⟨

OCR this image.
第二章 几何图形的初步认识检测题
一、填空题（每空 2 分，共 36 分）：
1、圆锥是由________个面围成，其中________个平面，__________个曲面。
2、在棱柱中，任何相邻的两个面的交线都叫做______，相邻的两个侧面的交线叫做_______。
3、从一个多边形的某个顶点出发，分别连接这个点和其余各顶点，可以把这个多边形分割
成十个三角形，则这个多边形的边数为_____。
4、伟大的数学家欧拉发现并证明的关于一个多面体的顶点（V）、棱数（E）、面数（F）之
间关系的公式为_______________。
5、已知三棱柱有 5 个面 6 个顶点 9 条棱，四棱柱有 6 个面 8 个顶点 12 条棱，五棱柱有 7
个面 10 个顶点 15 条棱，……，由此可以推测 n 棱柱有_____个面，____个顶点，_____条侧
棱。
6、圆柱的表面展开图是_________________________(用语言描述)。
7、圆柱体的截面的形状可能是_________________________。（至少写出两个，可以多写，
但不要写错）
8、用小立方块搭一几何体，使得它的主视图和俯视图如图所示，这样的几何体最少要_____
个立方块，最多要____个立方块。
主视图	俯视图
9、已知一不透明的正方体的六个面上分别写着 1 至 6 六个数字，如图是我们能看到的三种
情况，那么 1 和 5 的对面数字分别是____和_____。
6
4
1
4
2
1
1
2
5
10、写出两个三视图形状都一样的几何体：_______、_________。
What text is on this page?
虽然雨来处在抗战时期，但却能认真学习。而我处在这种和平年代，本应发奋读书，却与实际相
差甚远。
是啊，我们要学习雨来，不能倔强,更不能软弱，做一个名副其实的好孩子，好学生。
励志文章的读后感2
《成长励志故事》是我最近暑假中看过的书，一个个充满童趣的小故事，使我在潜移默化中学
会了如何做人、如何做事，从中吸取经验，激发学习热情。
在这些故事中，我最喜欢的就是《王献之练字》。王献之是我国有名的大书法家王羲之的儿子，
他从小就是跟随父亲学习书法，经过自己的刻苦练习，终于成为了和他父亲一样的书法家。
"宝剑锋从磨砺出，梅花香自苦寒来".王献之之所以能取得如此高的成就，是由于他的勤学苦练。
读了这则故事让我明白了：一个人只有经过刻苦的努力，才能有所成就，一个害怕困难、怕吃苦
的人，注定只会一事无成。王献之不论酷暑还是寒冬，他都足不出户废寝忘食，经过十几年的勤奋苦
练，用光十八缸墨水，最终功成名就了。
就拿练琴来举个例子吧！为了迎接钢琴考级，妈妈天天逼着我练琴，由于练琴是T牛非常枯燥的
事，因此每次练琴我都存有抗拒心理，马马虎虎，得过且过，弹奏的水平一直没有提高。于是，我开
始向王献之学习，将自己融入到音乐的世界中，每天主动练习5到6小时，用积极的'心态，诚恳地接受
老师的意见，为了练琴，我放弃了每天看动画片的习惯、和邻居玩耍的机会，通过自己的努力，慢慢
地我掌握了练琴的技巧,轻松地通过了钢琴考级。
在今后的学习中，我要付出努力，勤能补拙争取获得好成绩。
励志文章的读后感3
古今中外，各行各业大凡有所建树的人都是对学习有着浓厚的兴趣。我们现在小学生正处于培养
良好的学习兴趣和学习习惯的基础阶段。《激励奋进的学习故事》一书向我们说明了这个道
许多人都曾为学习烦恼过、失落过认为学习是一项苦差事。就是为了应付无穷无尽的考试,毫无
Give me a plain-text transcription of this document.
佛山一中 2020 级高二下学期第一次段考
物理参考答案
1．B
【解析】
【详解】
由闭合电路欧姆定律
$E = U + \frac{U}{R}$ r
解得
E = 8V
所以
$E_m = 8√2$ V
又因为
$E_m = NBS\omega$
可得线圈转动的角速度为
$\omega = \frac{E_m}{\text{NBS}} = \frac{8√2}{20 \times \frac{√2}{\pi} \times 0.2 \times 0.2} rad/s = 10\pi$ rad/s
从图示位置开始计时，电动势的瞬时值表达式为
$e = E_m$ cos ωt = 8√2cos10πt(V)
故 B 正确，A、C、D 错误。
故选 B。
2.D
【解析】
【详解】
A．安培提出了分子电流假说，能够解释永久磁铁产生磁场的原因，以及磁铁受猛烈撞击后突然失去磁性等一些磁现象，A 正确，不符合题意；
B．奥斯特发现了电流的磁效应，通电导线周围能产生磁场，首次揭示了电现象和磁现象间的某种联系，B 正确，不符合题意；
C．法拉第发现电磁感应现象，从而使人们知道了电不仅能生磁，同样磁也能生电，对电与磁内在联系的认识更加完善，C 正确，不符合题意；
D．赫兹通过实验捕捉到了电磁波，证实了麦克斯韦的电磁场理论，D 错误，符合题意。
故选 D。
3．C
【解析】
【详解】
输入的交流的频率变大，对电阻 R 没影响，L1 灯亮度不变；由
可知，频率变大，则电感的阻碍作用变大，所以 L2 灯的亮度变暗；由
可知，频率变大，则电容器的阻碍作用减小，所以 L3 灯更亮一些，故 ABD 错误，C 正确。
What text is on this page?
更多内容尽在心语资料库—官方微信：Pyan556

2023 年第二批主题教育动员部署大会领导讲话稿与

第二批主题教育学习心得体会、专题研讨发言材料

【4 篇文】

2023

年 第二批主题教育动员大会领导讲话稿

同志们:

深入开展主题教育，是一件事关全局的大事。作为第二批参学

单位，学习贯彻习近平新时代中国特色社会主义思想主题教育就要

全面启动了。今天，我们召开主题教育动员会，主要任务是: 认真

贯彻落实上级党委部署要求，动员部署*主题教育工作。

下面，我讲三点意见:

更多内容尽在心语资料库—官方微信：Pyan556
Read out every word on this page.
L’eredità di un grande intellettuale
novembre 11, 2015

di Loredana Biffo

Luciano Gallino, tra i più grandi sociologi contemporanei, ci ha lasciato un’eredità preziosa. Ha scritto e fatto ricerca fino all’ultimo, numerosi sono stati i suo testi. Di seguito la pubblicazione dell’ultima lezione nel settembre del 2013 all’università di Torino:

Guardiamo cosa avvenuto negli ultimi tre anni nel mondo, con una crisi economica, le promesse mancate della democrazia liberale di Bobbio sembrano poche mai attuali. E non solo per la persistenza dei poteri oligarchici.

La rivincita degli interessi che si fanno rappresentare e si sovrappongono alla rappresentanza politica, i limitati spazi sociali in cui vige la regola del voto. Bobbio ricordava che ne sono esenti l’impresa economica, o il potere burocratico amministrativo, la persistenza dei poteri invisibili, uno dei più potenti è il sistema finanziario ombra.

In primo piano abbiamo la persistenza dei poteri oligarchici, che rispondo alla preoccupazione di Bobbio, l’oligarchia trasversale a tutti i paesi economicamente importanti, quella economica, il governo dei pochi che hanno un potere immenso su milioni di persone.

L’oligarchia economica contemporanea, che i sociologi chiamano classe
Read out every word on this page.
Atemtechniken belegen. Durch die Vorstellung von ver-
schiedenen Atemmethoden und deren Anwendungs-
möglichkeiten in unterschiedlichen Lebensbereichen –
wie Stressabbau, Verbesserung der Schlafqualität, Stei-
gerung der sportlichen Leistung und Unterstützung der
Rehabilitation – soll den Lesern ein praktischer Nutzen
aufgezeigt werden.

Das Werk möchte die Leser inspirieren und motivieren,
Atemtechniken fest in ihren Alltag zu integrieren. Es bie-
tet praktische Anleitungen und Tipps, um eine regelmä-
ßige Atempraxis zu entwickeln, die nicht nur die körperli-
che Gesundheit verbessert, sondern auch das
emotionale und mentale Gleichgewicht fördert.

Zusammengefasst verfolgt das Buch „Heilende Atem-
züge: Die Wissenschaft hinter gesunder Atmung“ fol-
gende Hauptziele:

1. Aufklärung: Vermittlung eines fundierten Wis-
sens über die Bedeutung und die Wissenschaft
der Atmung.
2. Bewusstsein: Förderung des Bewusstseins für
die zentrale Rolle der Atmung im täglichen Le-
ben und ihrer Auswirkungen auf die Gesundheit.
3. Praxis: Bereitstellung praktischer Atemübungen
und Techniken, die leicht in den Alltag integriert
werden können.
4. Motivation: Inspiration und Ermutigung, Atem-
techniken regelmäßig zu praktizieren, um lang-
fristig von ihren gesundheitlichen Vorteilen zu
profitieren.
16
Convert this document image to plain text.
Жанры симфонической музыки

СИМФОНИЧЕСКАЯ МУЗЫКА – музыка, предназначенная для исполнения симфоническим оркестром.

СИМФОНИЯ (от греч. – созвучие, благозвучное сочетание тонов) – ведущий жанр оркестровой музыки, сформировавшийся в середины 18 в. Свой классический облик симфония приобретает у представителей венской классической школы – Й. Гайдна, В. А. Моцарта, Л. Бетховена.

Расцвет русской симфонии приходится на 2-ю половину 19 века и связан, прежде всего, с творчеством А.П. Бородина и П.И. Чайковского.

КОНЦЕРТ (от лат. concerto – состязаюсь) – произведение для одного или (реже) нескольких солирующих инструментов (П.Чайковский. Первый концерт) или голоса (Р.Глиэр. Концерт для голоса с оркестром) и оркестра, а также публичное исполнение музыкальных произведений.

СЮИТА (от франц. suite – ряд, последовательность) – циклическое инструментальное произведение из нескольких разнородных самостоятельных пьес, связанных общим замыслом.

⟩

> [What needs to be done]: Check the data for the word "this" and pull out the lines that have it.

> [The result]:
OCR this image.
What text is on this page?
Give me a plain-text transcription of this document.
What text is on this page?
Read out every word on this page.
Read out every word on this page.
Convert this document image to plain text.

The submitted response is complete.